(Data items)
★ ★ ★ ★ ★
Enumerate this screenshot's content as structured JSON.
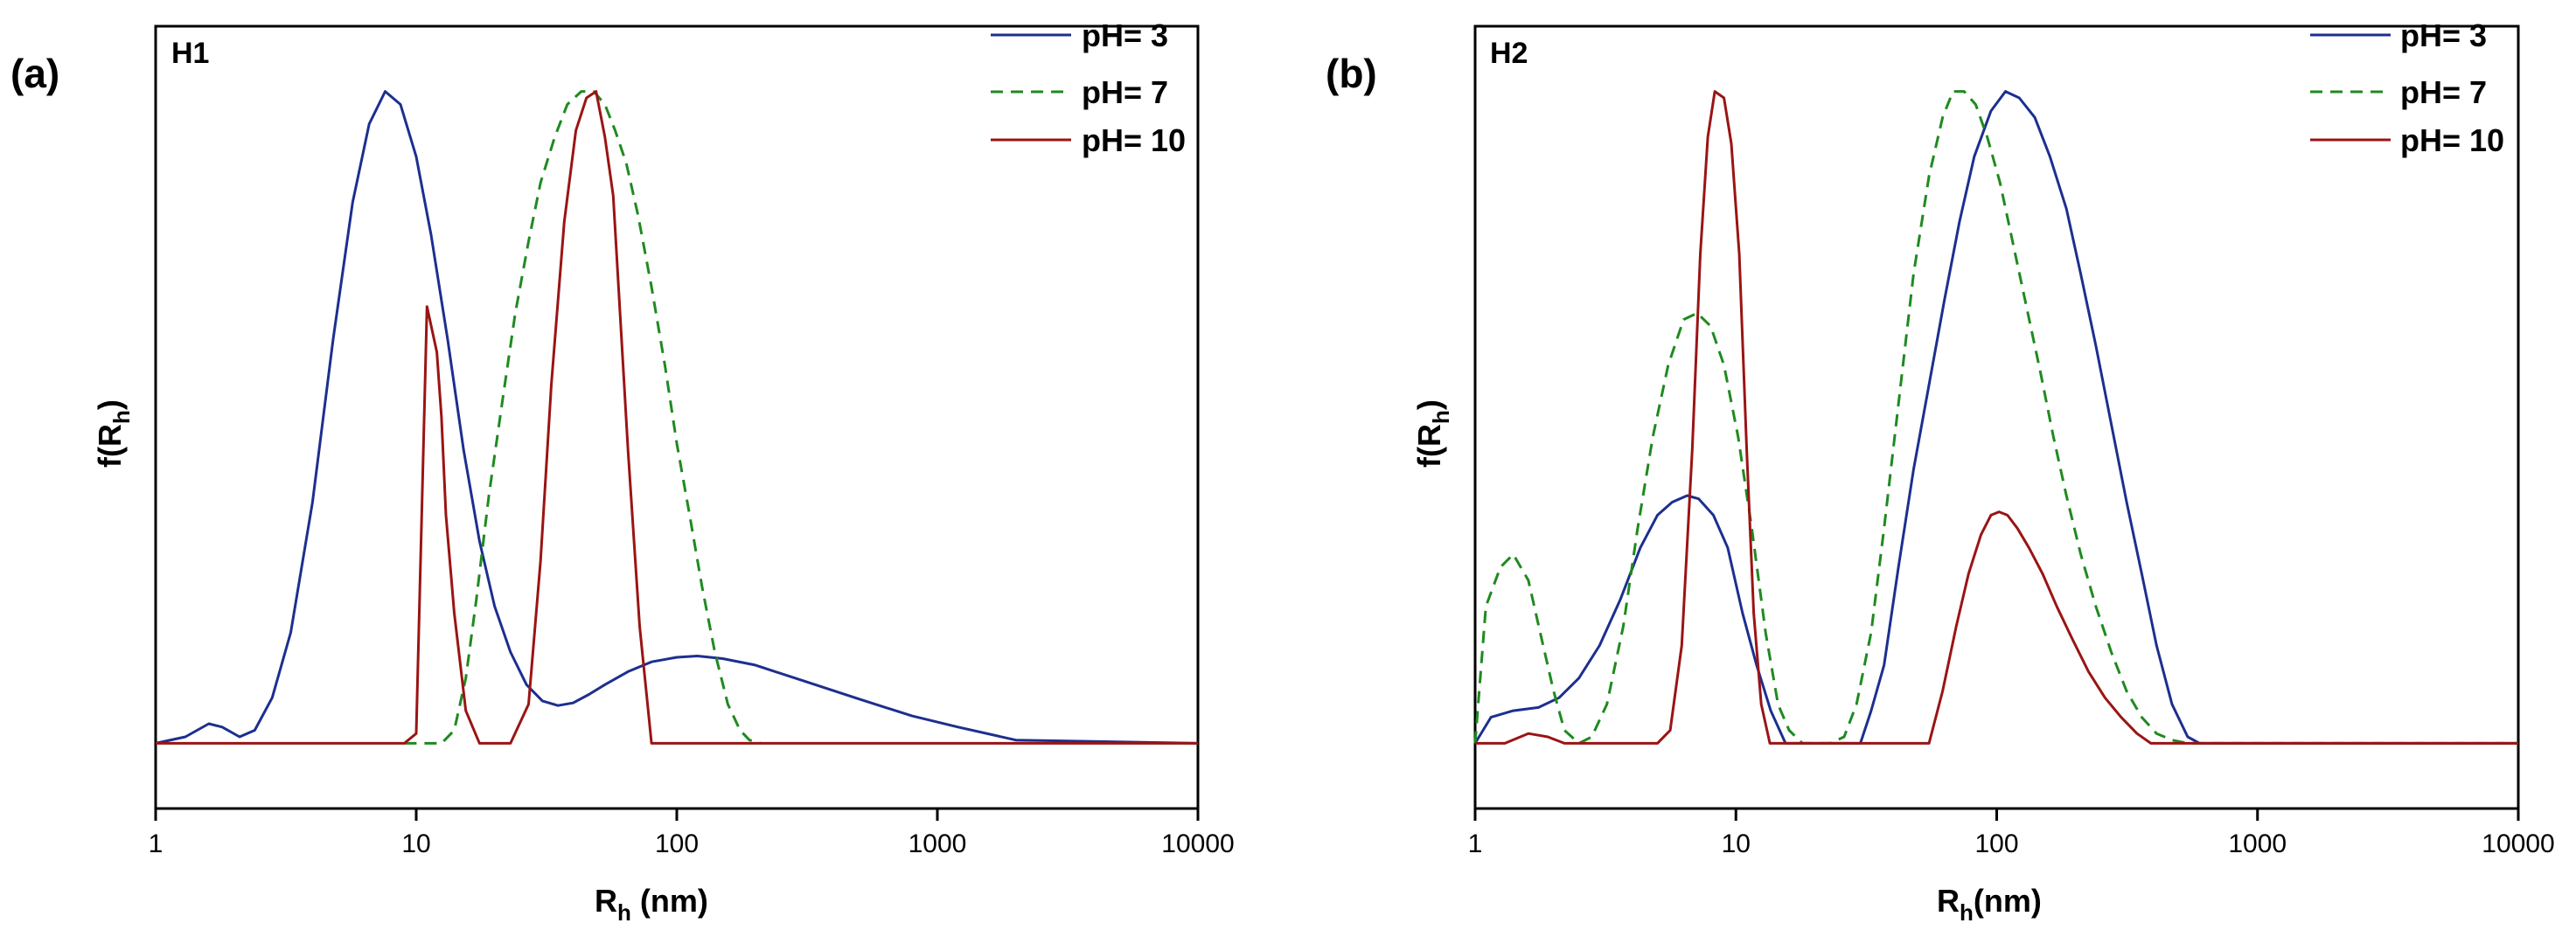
{
  "chart_data": [
    {
      "type": "line",
      "panel_label": "(a)",
      "title": "H1",
      "xlabel": "R",
      "xlabel_sub": "h",
      "xlabel_units": " (nm)",
      "ylabel": "f(R",
      "ylabel_sub": "h",
      "ylabel_close": ")",
      "xscale": "log",
      "xlim": [
        1,
        10000
      ],
      "ylim": [
        -0.1,
        1.1
      ],
      "x_ticks": [
        1,
        10,
        100,
        1000,
        10000
      ],
      "x_tick_labels": [
        "1",
        "10",
        "100",
        "1000",
        "10000"
      ],
      "y_ticks_shown": false,
      "legend_position": "top-right",
      "series": [
        {
          "name": "pH= 3",
          "color": "#1c2f8f",
          "dash": "solid",
          "x": [
            1,
            1.3,
            1.6,
            1.8,
            2.1,
            2.4,
            2.8,
            3.3,
            4,
            4.8,
            5.7,
            6.6,
            7.6,
            8.7,
            10,
            11.4,
            13.2,
            15.2,
            17.5,
            20,
            23,
            26.5,
            30.5,
            35,
            40,
            46,
            53,
            65,
            80,
            100,
            120,
            150,
            200,
            300,
            500,
            800,
            1200,
            2000,
            10000
          ],
          "y": [
            0,
            0.01,
            0.03,
            0.025,
            0.01,
            0.02,
            0.07,
            0.17,
            0.37,
            0.62,
            0.83,
            0.95,
            1.0,
            0.98,
            0.9,
            0.78,
            0.62,
            0.45,
            0.31,
            0.21,
            0.14,
            0.09,
            0.065,
            0.058,
            0.062,
            0.075,
            0.09,
            0.11,
            0.125,
            0.132,
            0.134,
            0.13,
            0.12,
            0.097,
            0.068,
            0.042,
            0.025,
            0.005,
            0.0
          ]
        },
        {
          "name": "pH= 7",
          "color": "#1f8a1f",
          "dash": "dashed",
          "x": [
            9,
            10,
            11,
            12.5,
            14,
            15.5,
            17,
            19,
            21.5,
            24,
            27,
            30,
            34,
            38,
            43,
            48,
            53,
            58,
            64,
            71,
            80,
            90,
            100,
            112,
            125,
            140,
            157,
            175,
            190,
            210
          ],
          "y": [
            0,
            0,
            0,
            0,
            0.02,
            0.1,
            0.22,
            0.38,
            0.53,
            0.66,
            0.77,
            0.86,
            0.93,
            0.98,
            1.0,
            1.0,
            0.98,
            0.94,
            0.89,
            0.81,
            0.7,
            0.58,
            0.46,
            0.35,
            0.24,
            0.14,
            0.06,
            0.02,
            0.005,
            0.0
          ]
        },
        {
          "name": "pH= 10",
          "color": "#9a1414",
          "dash": "solid",
          "x": [
            1,
            9,
            10,
            11,
            12,
            12.5,
            13,
            14,
            15.5,
            17.5,
            19,
            23,
            27,
            30,
            33,
            37,
            41,
            45,
            49,
            53,
            57,
            65,
            72,
            80,
            10000
          ],
          "y": [
            0,
            0,
            0.015,
            0.67,
            0.6,
            0.5,
            0.35,
            0.2,
            0.05,
            0,
            0,
            0,
            0.06,
            0.28,
            0.55,
            0.8,
            0.94,
            0.99,
            1.0,
            0.93,
            0.84,
            0.45,
            0.18,
            0.0,
            0
          ]
        }
      ]
    },
    {
      "type": "line",
      "panel_label": "(b)",
      "title": "H2",
      "xlabel": "R",
      "xlabel_sub": "h",
      "xlabel_units": "(nm)",
      "ylabel": "f(R",
      "ylabel_sub": "h",
      "ylabel_close": ")",
      "xscale": "log",
      "xlim": [
        1,
        10000
      ],
      "ylim": [
        -0.1,
        1.1
      ],
      "x_ticks": [
        1,
        10,
        100,
        1000,
        10000
      ],
      "x_tick_labels": [
        "1",
        "10",
        "100",
        "1000",
        "10000"
      ],
      "y_ticks_shown": false,
      "legend_position": "top-right",
      "series": [
        {
          "name": "pH= 3",
          "color": "#1c2f8f",
          "dash": "solid",
          "x": [
            1,
            1.15,
            1.4,
            1.75,
            2.1,
            2.5,
            3,
            3.6,
            4.3,
            5,
            5.7,
            6.5,
            7.2,
            8.2,
            9.3,
            10.6,
            12,
            13.6,
            15.5,
            17.5,
            20,
            23,
            26,
            30,
            33,
            37,
            42,
            48,
            55,
            63,
            72,
            82,
            95,
            108,
            122,
            140,
            160,
            185,
            210,
            240,
            275,
            315,
            360,
            410,
            470,
            540,
            600,
            10000
          ],
          "y": [
            0,
            0.04,
            0.05,
            0.055,
            0.07,
            0.1,
            0.15,
            0.22,
            0.3,
            0.35,
            0.37,
            0.38,
            0.375,
            0.35,
            0.3,
            0.2,
            0.12,
            0.05,
            0.0,
            0,
            0,
            0,
            0,
            0,
            0.05,
            0.12,
            0.27,
            0.42,
            0.55,
            0.68,
            0.8,
            0.9,
            0.97,
            1.0,
            0.99,
            0.96,
            0.9,
            0.82,
            0.72,
            0.61,
            0.49,
            0.37,
            0.26,
            0.15,
            0.06,
            0.01,
            0,
            0
          ]
        },
        {
          "name": "pH= 7",
          "color": "#1f8a1f",
          "dash": "dashed",
          "x": [
            1,
            1.1,
            1.25,
            1.4,
            1.6,
            1.8,
            2,
            2.2,
            2.5,
            2.8,
            3.2,
            3.7,
            4.2,
            4.8,
            5.5,
            6.3,
            7.1,
            8,
            9,
            10.2,
            11.5,
            13,
            14.5,
            16,
            18,
            20,
            23,
            26,
            29,
            33,
            37,
            42,
            48,
            55,
            62,
            68,
            75,
            83,
            92,
            103,
            115,
            130,
            147,
            165,
            185,
            210,
            240,
            275,
            315,
            360,
            410,
            470,
            540,
            10000
          ],
          "y": [
            0,
            0.21,
            0.27,
            0.29,
            0.25,
            0.16,
            0.08,
            0.02,
            0,
            0.01,
            0.06,
            0.18,
            0.33,
            0.47,
            0.58,
            0.65,
            0.66,
            0.64,
            0.58,
            0.47,
            0.33,
            0.17,
            0.06,
            0.02,
            0,
            0,
            0,
            0.01,
            0.06,
            0.17,
            0.33,
            0.52,
            0.72,
            0.87,
            0.96,
            1.0,
            1.0,
            0.98,
            0.93,
            0.86,
            0.77,
            0.67,
            0.57,
            0.47,
            0.38,
            0.29,
            0.21,
            0.14,
            0.08,
            0.04,
            0.015,
            0.005,
            0,
            0
          ]
        },
        {
          "name": "pH= 10",
          "color": "#9a1414",
          "dash": "solid",
          "x": [
            1,
            1.3,
            1.6,
            1.9,
            2.2,
            5,
            5.6,
            6.2,
            6.8,
            7.3,
            7.8,
            8.3,
            9,
            9.6,
            10.3,
            11,
            11.7,
            12.5,
            13.5,
            20,
            40,
            55,
            62,
            70,
            78,
            87,
            95,
            102,
            110,
            120,
            133,
            150,
            170,
            195,
            225,
            260,
            300,
            345,
            390,
            10000
          ],
          "y": [
            0,
            0,
            0.015,
            0.01,
            0,
            0,
            0.02,
            0.15,
            0.45,
            0.75,
            0.93,
            1.0,
            0.99,
            0.92,
            0.75,
            0.45,
            0.2,
            0.06,
            0,
            0,
            0,
            0,
            0.08,
            0.18,
            0.26,
            0.32,
            0.35,
            0.355,
            0.35,
            0.33,
            0.3,
            0.26,
            0.21,
            0.16,
            0.11,
            0.07,
            0.04,
            0.015,
            0,
            0
          ]
        }
      ]
    }
  ]
}
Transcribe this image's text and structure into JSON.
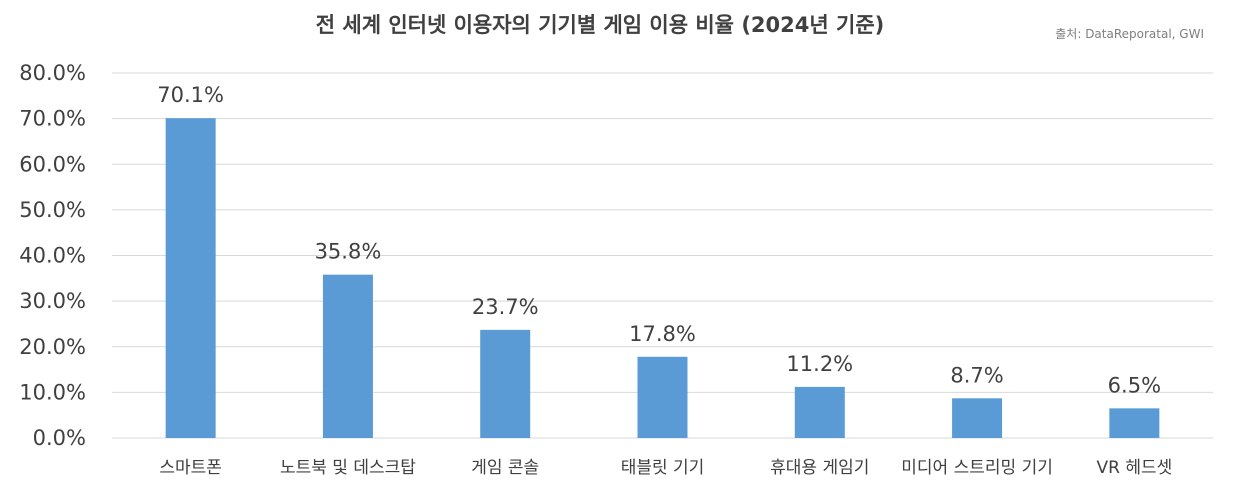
{
  "chart_data": {
    "type": "bar",
    "title": "전 세계 인터넷 이용자의 기기별 게임 이용 비율 (2024년 기준)",
    "source": "출처: DataReporatal, GWI",
    "categories": [
      "스마트폰",
      "노트북 및 데스크탑",
      "게임 콘솔",
      "태블릿 기기",
      "휴대용 게임기",
      "미디어 스트리밍 기기",
      "VR 헤드셋"
    ],
    "values": [
      70.1,
      35.8,
      23.7,
      17.8,
      11.2,
      8.7,
      6.5
    ],
    "data_labels": [
      "70.1%",
      "35.8%",
      "23.7%",
      "17.8%",
      "11.2%",
      "8.7%",
      "6.5%"
    ],
    "ylim": [
      0,
      80
    ],
    "yticks": [
      "0.0%",
      "10.0%",
      "20.0%",
      "30.0%",
      "40.0%",
      "50.0%",
      "60.0%",
      "70.0%",
      "80.0%"
    ],
    "bar_color": "#5b9bd5",
    "grid": true,
    "legend": "none"
  }
}
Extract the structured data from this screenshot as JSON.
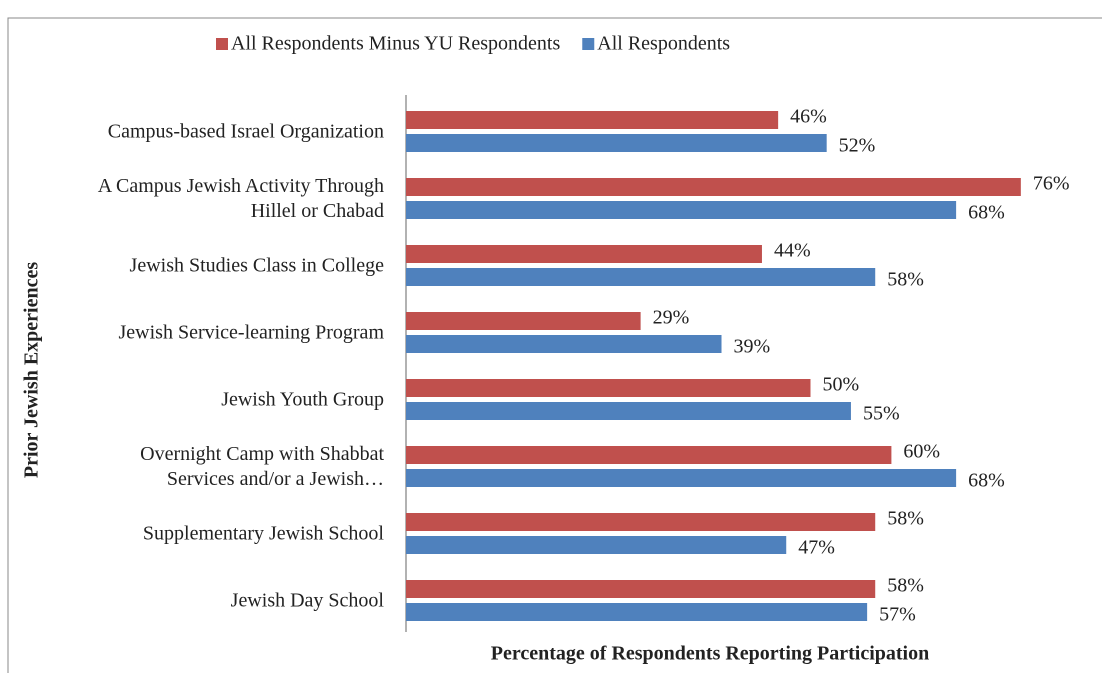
{
  "chart_data": {
    "type": "bar",
    "orientation": "horizontal",
    "x_label": "Percentage of Respondents Reporting Participation",
    "y_label": "Prior Jewish Experiences",
    "categories": [
      "Campus-based Israel Organization",
      "A Campus Jewish Activity Through\nHillel or Chabad",
      "Jewish Studies Class in College",
      "Jewish Service-learning Program",
      "Jewish Youth Group",
      "Overnight Camp with Shabbat\nServices and/or a Jewish…",
      "Supplementary Jewish School",
      "Jewish Day School"
    ],
    "series": [
      {
        "name": "All Respondents Minus YU Respondents",
        "color": "#c0504d",
        "values": [
          46,
          76,
          44,
          29,
          50,
          60,
          58,
          58
        ],
        "value_labels": [
          "46%",
          "76%",
          "44%",
          "29%",
          "50%",
          "60%",
          "58%",
          "58%"
        ]
      },
      {
        "name": "All Respondents",
        "color": "#4f81bd",
        "values": [
          52,
          68,
          58,
          39,
          55,
          68,
          47,
          57
        ],
        "value_labels": [
          "52%",
          "68%",
          "58%",
          "39%",
          "55%",
          "68%",
          "47%",
          "57%"
        ]
      }
    ],
    "xlim": [
      0,
      84
    ],
    "legend": "top"
  }
}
★ ★ ★ ★ ★
- **Exercise details**
Only the lines from the line with "Extract the structured" to the end of the records should be repeated, exactly and without pictures.

- **Solution to this task**
Extract the structured data from this screenshot as JSON.
{
  "chart_data": {
    "type": "bar",
    "orientation": "horizontal",
    "x_label": "Percentage of Respondents Reporting Participation",
    "y_label": "Prior Jewish Experiences",
    "categories": [
      "Campus-based Israel Organization",
      "A Campus Jewish Activity Through\nHillel or Chabad",
      "Jewish Studies Class in College",
      "Jewish Service-learning Program",
      "Jewish Youth Group",
      "Overnight Camp with Shabbat\nServices and/or a Jewish…",
      "Supplementary Jewish School",
      "Jewish Day School"
    ],
    "series": [
      {
        "name": "All Respondents Minus YU Respondents",
        "color": "#c0504d",
        "values": [
          46,
          76,
          44,
          29,
          50,
          60,
          58,
          58
        ],
        "value_labels": [
          "46%",
          "76%",
          "44%",
          "29%",
          "50%",
          "60%",
          "58%",
          "58%"
        ]
      },
      {
        "name": "All Respondents",
        "color": "#4f81bd",
        "values": [
          52,
          68,
          58,
          39,
          55,
          68,
          47,
          57
        ],
        "value_labels": [
          "52%",
          "68%",
          "58%",
          "39%",
          "55%",
          "68%",
          "47%",
          "57%"
        ]
      }
    ],
    "xlim": [
      0,
      84
    ],
    "legend": "top"
  }
}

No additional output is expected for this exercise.